* _BRIEF_: Find every line with the word "correction". Copy those lines.

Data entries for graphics
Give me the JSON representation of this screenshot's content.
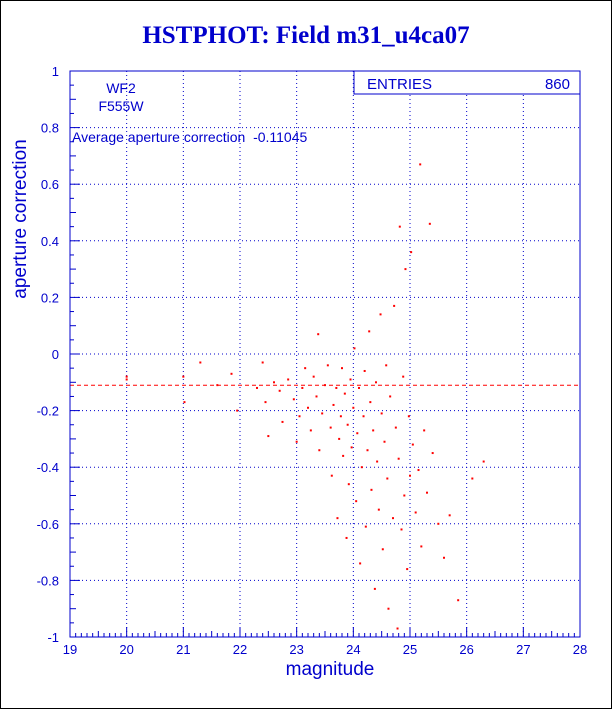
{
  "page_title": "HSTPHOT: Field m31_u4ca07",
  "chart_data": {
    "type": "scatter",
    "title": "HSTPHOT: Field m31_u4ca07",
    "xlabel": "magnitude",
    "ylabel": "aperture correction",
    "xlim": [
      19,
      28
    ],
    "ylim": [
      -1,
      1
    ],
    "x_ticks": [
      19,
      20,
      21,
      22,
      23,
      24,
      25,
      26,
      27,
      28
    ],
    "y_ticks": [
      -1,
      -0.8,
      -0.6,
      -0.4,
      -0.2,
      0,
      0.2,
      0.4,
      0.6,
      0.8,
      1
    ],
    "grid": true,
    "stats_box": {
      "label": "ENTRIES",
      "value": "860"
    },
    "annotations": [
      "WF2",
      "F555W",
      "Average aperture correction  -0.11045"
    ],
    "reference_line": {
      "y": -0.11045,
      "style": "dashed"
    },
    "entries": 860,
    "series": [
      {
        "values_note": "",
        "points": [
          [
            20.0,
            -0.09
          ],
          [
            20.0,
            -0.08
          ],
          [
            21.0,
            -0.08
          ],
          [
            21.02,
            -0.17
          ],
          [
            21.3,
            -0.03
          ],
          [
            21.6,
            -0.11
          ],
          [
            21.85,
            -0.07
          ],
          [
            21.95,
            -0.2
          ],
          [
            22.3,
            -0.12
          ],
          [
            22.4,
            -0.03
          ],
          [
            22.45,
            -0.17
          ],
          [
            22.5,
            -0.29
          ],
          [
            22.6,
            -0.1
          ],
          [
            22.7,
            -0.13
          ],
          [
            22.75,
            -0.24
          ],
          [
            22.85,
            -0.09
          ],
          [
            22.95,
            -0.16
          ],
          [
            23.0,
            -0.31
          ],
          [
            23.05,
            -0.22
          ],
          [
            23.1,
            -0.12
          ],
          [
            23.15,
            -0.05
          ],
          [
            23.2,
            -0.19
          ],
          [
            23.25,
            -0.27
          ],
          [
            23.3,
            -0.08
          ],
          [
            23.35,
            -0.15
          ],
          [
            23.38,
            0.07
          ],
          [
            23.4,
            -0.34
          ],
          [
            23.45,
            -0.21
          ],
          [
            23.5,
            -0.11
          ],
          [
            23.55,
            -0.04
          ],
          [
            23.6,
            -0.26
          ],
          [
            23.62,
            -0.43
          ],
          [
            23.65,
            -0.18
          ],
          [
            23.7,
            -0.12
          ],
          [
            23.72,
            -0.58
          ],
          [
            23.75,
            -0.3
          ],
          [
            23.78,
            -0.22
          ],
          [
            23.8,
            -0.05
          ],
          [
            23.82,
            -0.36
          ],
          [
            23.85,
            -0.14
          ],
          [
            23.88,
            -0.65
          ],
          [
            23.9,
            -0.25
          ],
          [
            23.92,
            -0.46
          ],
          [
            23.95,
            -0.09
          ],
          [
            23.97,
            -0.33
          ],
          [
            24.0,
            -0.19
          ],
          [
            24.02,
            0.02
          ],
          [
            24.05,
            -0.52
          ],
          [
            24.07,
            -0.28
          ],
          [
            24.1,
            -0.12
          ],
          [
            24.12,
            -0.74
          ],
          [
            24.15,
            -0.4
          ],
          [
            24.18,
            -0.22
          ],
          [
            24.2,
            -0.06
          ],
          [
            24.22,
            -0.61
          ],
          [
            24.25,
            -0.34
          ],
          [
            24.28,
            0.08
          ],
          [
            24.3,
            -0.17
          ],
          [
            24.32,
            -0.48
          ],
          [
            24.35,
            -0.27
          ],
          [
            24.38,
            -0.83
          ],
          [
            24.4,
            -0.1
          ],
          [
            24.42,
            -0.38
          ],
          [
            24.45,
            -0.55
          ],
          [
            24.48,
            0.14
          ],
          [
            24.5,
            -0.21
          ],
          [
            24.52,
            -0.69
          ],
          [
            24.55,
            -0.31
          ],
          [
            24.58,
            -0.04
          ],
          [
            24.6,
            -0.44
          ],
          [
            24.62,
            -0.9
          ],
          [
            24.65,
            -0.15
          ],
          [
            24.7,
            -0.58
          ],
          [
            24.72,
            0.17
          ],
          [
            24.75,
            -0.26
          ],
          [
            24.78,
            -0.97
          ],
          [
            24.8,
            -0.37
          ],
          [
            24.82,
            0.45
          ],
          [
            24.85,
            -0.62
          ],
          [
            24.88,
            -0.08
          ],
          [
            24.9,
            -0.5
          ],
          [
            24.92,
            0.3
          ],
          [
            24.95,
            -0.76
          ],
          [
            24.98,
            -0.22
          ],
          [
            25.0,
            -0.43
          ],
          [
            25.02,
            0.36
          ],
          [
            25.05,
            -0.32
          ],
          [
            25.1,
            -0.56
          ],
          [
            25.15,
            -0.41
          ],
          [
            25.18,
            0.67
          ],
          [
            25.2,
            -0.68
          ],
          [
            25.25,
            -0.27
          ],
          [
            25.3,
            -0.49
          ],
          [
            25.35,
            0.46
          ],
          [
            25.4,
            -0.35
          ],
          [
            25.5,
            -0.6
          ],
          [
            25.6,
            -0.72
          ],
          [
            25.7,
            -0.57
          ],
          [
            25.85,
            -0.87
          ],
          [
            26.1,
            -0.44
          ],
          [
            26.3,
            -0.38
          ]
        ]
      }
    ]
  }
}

* _OUTPUT FOR THIS TASK_:
    "ylabel": "aperture correction",
      "Average aperture correction  -0.11045"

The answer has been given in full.